══ DOCUMENT TEXT ══
By Jessica Domel
News Editor

Texas rice is looking good. Thanks to favorable weather, most rice farmers had finished first harvest by early September and were already overseeing the second, or ratoon, crop.

“The first rice crop yields turned out to be good,” Bob Reed, rice farmer and Texas Farm Bureau state director, said. “It was a little less than it looked like. It was probably a 7,500-pound yield. I would’ve bet anything on an 8,000-pound yield, which is pretty exceptional, but yields on the first crop were still good.”

After the first cutting of rice, fields are fertilized and irrigated to produce the second crop.

“Fields are not actually replanted to produce the second crop,” Reed shared on Facebook. “When the first crop plants have completely matured, they produce new ‘shoots’ from the base of the plant, which grow to produce the second crop.”

First crop is harvested in July and August in Southeast Texas where Reed farms. The ratoon, or second, crop will be ready for harvest in October.

Although the second crop won’t yield as much as the first, Reed said there’s still potential there.

“Under almost ideal conditions, yield may be 50 percent of what the first crop is—anywhere from 25 to 50 percent,” Reed said. “All of it revolves around Mother Nature. The first crop was out early enough to where we have enough growing season left to hopefully reach our potential on this second crop.”

Reed and other rice farmers continue to check levees to ensure the second crop has all it needs to survive.

“One of the bigger jobs on the rice farm is keeping the fields flooded when it comes to that stage of the crop, and that’s where we are now on the second crop,” Reed said. “The crop is actually growing underwater from beginning to end. When you get to that point of growth in the crop, you flood the field and maintain that field.”
═══
══ DATA PROVIDED ══
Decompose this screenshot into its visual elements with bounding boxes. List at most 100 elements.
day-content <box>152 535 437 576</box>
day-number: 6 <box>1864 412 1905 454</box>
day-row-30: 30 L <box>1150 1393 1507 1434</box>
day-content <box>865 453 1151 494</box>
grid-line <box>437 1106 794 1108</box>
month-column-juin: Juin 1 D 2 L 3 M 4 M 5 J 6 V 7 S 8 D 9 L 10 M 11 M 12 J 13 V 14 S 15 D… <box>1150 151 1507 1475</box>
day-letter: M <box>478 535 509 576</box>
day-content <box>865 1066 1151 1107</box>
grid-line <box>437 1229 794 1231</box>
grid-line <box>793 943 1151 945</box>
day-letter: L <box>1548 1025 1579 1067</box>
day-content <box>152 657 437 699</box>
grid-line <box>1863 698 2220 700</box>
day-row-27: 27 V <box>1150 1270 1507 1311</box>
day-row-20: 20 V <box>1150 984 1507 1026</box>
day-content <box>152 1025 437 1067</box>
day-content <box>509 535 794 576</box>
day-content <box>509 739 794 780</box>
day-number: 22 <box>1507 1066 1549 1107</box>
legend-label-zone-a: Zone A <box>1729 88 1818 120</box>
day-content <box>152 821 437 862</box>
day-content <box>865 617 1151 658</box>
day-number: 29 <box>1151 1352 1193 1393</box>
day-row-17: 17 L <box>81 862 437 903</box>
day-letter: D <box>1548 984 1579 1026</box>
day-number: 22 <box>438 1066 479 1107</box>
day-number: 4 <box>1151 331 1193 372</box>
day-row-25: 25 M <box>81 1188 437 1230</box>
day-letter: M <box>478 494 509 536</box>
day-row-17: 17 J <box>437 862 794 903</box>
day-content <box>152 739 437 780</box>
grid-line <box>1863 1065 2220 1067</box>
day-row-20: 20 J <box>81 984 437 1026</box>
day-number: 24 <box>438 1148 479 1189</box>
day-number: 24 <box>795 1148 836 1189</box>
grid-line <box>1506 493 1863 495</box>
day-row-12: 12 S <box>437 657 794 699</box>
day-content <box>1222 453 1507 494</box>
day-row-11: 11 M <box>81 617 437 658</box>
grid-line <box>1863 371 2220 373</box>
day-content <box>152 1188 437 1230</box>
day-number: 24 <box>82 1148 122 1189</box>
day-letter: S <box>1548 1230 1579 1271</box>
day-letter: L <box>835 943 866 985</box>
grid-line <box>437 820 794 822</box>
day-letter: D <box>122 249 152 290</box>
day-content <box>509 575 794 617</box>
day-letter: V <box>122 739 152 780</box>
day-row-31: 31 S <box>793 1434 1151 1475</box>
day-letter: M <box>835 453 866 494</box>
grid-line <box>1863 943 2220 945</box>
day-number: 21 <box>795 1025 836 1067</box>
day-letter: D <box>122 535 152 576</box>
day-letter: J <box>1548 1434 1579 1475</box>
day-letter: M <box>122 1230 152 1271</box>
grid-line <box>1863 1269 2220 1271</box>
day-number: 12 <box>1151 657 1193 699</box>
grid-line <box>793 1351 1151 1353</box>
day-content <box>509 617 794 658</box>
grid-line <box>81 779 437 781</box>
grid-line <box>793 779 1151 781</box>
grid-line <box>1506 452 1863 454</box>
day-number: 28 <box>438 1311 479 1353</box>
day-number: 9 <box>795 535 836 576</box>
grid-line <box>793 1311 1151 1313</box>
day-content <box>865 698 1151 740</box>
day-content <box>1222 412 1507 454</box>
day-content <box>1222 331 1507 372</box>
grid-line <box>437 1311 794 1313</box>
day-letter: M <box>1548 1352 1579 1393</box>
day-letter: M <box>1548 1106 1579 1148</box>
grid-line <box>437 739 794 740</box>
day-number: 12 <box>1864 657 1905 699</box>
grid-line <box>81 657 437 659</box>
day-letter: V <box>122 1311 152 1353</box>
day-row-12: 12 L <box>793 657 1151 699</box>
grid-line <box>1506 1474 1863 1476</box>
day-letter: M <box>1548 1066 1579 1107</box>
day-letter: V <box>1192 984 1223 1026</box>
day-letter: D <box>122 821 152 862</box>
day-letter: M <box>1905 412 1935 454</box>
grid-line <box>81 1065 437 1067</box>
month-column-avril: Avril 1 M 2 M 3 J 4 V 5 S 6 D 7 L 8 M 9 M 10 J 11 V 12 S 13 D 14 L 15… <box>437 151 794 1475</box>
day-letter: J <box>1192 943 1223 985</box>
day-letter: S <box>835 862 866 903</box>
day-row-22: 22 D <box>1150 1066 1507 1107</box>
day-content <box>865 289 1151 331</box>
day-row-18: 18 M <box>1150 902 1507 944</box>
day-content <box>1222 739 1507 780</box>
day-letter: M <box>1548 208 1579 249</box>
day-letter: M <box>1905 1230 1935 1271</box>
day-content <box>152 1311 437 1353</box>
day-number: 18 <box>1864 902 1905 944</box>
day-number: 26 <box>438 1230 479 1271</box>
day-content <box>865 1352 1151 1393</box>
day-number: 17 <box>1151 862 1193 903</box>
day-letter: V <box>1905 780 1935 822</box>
═══
# [TASK SET]
(1) According to the Texas rice article, roughly what yield did Bob Reed say the first rice crop produced?
(2) Extend the Texas rice article past its final paragraph.

# [ANSWERS IN ORDER]
(1) About 7,500 pounds.

(2)
That means checking levees for holes left by animals like rats, raccoons and even alligators.

“You have to constantly monitor your fields to make sure the flood is constant across the field,” Reed said. “Then, when you have those problems with holes in levees, you get your shovel, rubber boots and you go patch it and look for the next one.”

Rice needs nighttime temperatures of 60 degrees or better to grow actively, he said. When temperatures fall below that point, the plants shut down, which delays or prevents growth.

Reed grows long-grain Presidio rice.

According to a Sept. 2 update by RiceTec, about 10 percent of the first rice crop remains in the field along the Texas Gulf Coast. Farmers are reporting sprouting in the fields that remain.

“It is worse in fields with lodged rice, but it is evident everywhere,” Derrol Grymes, district sales manager for RiceTec, said in the report.

Some farmers are concerned with a lack of sunlight and the effect it may have on rice yields.